■ **Direction**
Copy all lines that contain the word "faites".

==== Given information

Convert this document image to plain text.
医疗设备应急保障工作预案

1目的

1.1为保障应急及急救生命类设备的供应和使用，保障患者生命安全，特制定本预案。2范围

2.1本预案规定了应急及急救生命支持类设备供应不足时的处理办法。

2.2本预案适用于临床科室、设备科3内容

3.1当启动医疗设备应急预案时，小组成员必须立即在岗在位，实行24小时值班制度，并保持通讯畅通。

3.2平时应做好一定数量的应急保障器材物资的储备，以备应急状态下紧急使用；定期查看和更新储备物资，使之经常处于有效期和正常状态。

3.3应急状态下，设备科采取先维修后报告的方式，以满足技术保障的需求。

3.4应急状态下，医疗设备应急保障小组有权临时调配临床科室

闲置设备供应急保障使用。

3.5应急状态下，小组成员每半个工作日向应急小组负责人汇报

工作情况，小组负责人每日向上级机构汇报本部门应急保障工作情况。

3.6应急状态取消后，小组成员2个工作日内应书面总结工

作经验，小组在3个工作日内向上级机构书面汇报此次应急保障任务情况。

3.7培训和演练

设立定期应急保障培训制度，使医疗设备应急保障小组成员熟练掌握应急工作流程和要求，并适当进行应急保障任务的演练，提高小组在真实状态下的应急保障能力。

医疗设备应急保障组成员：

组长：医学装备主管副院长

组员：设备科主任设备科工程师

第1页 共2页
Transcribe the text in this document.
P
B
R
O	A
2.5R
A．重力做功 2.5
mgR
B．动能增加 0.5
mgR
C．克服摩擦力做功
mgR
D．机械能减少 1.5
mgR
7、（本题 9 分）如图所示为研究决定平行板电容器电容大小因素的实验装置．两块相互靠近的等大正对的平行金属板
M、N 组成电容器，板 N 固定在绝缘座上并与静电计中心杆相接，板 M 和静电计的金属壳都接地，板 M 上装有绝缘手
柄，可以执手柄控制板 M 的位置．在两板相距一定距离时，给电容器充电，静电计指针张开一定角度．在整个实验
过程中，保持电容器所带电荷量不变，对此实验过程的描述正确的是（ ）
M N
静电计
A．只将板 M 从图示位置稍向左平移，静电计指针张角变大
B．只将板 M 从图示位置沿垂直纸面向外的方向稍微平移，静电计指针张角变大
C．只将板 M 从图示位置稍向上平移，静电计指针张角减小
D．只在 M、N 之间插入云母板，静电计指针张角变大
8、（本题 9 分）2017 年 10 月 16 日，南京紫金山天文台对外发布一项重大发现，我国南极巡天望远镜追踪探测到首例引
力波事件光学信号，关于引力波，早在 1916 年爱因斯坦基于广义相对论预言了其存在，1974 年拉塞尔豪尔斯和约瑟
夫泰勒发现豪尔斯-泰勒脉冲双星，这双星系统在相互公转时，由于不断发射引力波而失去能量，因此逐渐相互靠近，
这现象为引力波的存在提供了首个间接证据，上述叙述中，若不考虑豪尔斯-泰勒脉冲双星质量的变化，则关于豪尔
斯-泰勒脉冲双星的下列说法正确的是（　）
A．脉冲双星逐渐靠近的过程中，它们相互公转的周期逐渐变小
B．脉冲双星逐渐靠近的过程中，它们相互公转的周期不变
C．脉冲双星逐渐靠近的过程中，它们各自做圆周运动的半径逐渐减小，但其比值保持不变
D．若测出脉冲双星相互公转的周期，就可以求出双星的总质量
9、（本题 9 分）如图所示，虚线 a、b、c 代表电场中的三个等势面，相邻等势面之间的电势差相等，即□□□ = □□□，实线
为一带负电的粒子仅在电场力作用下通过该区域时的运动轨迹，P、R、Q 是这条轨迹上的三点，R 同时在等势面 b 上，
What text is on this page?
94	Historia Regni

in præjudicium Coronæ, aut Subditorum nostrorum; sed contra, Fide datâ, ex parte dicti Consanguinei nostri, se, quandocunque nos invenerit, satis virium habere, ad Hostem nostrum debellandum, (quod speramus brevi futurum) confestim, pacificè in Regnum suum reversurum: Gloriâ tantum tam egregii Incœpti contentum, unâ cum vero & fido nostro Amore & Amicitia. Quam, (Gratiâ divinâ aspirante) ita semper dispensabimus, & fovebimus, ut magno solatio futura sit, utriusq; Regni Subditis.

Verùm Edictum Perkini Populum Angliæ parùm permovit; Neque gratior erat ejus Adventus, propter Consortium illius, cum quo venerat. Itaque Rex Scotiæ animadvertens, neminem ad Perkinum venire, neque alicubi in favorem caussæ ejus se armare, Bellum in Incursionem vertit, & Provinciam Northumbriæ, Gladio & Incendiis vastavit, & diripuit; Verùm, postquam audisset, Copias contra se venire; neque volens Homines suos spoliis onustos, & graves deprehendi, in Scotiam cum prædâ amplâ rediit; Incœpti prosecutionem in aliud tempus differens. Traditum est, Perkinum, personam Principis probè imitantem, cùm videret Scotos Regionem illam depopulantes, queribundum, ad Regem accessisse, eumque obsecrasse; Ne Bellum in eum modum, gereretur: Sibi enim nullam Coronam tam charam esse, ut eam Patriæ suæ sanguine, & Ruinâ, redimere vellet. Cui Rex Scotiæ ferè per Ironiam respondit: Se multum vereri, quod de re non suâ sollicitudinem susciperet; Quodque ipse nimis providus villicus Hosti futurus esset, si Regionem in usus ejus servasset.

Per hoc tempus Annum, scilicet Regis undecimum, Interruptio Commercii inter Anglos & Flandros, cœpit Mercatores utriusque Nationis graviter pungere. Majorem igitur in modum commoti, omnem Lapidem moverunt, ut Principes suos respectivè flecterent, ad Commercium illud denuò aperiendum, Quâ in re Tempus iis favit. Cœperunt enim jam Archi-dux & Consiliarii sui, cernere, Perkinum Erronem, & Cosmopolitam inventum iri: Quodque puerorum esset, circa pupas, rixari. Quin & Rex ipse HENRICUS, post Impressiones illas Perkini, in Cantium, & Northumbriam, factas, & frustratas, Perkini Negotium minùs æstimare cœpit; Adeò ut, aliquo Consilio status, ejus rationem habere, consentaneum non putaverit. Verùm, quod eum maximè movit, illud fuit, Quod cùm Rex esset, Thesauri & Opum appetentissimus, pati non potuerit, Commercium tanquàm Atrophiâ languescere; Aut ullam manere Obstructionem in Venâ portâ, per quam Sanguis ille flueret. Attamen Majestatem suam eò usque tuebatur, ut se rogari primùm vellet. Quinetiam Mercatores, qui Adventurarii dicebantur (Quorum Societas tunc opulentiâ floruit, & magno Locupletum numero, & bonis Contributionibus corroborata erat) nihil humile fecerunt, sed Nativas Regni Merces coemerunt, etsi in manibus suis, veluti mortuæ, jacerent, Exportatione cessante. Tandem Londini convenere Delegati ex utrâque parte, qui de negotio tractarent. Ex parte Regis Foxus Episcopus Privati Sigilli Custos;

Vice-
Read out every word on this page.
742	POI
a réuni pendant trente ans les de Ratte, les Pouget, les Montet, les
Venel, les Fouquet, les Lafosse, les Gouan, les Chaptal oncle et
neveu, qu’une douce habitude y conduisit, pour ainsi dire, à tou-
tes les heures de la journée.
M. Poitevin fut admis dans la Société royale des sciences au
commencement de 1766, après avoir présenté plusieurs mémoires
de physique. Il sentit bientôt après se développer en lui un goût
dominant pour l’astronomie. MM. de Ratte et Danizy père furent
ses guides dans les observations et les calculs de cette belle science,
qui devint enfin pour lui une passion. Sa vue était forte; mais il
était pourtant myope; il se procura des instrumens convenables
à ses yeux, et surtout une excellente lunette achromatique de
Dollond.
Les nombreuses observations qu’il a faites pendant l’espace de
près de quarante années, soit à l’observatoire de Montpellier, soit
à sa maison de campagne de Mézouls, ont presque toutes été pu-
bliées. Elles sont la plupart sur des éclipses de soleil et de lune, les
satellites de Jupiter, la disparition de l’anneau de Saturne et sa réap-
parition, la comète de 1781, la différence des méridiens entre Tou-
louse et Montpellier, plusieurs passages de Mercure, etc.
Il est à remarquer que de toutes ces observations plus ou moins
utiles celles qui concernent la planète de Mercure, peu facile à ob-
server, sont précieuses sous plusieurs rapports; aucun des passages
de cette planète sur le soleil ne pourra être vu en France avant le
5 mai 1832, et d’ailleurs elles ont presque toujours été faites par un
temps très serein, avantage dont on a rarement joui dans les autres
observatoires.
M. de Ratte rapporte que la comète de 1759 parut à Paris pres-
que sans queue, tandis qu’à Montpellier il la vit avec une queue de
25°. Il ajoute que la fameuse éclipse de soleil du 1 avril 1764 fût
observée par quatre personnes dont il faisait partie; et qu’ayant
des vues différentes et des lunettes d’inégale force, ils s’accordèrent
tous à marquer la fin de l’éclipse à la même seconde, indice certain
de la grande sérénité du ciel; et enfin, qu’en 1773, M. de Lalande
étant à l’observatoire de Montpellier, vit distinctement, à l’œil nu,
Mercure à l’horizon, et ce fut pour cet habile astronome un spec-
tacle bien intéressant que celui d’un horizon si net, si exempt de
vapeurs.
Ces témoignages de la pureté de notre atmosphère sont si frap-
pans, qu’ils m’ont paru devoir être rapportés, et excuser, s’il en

========

■ **Result for this exercise**
Les nombreuses observations qu’il a faites pendant l’espace de
5 mai 1832, et d’ailleurs elles ont presque toujours été faites par un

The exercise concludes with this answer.